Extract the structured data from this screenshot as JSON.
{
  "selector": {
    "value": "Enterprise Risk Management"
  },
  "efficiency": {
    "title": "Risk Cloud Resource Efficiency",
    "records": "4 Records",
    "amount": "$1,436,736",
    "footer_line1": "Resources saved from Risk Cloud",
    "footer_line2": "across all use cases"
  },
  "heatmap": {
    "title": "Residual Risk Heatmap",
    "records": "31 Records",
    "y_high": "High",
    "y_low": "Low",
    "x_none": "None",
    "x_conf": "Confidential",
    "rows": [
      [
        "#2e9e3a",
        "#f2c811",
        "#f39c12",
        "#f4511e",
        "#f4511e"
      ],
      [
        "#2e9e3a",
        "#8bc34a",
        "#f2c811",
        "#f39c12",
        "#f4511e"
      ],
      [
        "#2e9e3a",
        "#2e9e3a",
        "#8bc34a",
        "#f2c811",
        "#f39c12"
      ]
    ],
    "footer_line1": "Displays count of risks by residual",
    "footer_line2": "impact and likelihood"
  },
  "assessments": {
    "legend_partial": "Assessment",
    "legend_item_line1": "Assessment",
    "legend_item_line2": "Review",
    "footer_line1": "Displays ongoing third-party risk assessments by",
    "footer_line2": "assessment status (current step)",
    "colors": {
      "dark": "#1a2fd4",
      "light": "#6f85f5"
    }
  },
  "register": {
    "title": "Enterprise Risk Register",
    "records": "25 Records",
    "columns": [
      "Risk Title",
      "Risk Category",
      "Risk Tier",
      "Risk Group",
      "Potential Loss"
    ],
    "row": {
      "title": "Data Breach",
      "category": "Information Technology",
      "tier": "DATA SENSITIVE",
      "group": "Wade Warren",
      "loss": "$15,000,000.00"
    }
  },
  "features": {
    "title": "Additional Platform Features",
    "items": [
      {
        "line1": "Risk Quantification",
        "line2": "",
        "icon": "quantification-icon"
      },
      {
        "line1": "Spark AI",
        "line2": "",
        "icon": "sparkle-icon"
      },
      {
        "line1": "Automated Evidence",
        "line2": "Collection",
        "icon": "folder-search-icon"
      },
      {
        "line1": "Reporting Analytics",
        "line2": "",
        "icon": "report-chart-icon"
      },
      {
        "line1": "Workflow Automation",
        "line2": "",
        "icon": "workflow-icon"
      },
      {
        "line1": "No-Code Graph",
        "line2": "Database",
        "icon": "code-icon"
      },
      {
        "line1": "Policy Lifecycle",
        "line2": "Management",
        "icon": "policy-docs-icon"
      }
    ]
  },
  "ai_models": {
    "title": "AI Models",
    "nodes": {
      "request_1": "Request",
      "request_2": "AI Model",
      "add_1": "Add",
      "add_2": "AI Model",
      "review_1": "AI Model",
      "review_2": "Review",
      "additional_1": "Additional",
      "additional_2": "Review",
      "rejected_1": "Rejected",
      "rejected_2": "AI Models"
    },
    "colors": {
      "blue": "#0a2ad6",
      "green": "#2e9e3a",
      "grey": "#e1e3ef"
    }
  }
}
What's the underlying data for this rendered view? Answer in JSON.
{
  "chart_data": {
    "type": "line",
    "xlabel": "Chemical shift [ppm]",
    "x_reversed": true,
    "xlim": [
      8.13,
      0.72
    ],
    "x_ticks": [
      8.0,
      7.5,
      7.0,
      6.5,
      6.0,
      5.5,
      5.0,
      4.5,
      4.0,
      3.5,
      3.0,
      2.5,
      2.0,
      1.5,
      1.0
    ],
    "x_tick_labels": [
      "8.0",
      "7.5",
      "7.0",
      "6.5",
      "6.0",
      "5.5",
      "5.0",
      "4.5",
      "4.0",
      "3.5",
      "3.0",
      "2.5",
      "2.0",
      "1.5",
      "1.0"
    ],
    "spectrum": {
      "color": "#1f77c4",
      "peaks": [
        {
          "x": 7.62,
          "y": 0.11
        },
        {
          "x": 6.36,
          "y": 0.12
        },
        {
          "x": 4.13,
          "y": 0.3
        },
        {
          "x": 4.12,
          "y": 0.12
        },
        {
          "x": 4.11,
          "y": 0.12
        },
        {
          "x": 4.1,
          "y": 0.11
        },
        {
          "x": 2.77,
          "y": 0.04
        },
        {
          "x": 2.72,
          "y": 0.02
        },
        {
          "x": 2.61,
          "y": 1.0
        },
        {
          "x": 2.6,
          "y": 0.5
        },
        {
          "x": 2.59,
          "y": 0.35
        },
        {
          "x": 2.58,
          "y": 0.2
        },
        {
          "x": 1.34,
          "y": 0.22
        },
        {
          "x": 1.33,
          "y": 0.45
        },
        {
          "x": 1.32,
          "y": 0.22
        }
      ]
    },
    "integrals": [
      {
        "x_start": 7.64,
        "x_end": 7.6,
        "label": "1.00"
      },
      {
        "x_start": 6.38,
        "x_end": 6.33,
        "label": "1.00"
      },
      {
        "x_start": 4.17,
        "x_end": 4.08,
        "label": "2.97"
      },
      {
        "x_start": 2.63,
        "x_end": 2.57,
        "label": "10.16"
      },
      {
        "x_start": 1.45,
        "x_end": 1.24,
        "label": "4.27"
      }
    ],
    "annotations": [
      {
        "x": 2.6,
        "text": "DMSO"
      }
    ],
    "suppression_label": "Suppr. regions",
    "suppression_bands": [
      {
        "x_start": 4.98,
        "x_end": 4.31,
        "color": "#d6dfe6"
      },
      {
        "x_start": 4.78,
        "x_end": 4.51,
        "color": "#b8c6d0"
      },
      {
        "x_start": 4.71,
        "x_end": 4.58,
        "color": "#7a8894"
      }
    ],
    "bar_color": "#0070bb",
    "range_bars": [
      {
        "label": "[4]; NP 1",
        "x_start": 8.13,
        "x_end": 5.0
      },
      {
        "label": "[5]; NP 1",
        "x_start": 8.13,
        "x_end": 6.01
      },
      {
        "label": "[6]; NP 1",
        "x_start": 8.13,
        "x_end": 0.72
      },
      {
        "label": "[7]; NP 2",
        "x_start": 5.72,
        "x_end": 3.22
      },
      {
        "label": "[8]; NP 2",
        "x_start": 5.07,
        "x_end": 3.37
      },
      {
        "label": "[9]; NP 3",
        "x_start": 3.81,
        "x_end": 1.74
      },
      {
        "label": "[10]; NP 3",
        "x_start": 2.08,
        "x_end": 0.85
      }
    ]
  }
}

■ **What is needed**
Return each line of the data that contains the string "records".

■ **Output for this exercise**
    "records": "4 Records",
    "records": "31 Records",
    "records": "25 Records",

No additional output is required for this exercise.